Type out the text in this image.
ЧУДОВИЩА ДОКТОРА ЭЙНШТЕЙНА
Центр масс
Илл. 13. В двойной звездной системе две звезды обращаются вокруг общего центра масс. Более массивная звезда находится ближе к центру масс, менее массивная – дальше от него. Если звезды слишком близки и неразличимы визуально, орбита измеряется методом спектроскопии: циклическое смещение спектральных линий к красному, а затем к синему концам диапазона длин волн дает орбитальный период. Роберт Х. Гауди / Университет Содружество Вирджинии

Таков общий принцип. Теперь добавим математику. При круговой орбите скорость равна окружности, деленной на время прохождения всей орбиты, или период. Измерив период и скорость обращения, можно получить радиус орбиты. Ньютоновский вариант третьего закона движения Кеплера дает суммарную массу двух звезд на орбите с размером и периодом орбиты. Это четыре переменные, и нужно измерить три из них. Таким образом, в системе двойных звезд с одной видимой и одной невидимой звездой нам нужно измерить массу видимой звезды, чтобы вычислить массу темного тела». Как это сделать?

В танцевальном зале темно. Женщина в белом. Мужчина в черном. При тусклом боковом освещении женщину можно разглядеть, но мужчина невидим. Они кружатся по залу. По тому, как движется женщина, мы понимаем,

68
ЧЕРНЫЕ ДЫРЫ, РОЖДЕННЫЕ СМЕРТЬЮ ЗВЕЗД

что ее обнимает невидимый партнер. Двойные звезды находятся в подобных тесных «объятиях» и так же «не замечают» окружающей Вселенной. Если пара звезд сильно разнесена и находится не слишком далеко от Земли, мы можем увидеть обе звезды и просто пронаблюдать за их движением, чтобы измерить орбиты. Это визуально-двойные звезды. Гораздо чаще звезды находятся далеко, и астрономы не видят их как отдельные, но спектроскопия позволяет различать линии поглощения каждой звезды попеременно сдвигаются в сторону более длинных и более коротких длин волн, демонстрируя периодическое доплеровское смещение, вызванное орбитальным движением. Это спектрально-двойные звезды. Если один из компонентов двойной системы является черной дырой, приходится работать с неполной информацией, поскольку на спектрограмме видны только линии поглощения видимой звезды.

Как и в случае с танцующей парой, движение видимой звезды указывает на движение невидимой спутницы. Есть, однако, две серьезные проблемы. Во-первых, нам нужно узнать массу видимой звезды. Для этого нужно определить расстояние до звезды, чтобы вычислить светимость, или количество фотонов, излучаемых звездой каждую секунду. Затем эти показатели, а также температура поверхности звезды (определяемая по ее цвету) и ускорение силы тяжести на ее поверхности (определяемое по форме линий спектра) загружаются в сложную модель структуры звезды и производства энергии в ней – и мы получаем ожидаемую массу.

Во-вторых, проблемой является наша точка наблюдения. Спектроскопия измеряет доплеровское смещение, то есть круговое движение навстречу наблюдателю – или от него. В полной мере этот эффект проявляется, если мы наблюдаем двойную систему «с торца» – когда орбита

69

══════

| DIRECTION |
Go through the records and copy each line with "него" in it.

| THE REPLY |
Илл. 13. В двойной звездной системе две звезды обращаются вокруг общего центра масс. Более массивная звезда находится ближе к центру масс, менее массивная – дальше от него. Если звезды слишком близки и неразличимы визуально, орбита измеряется методом спектроскопии: циклическое смещение спектральных линий к красному, а затем к синему концам диапазона длин волн дает орбитальный период. Роберт Х. Гауди / Университет Содружество Вирджинии
Во-вторых, проблемой является наша точка наблюдения. Спектроскопия измеряет доплеровское смещение, то есть круговое движение навстречу наблюдателю – или от него. В полной мере этот эффект проявляется, если мы наблюдаем двойную систему «с торца» – когда орбита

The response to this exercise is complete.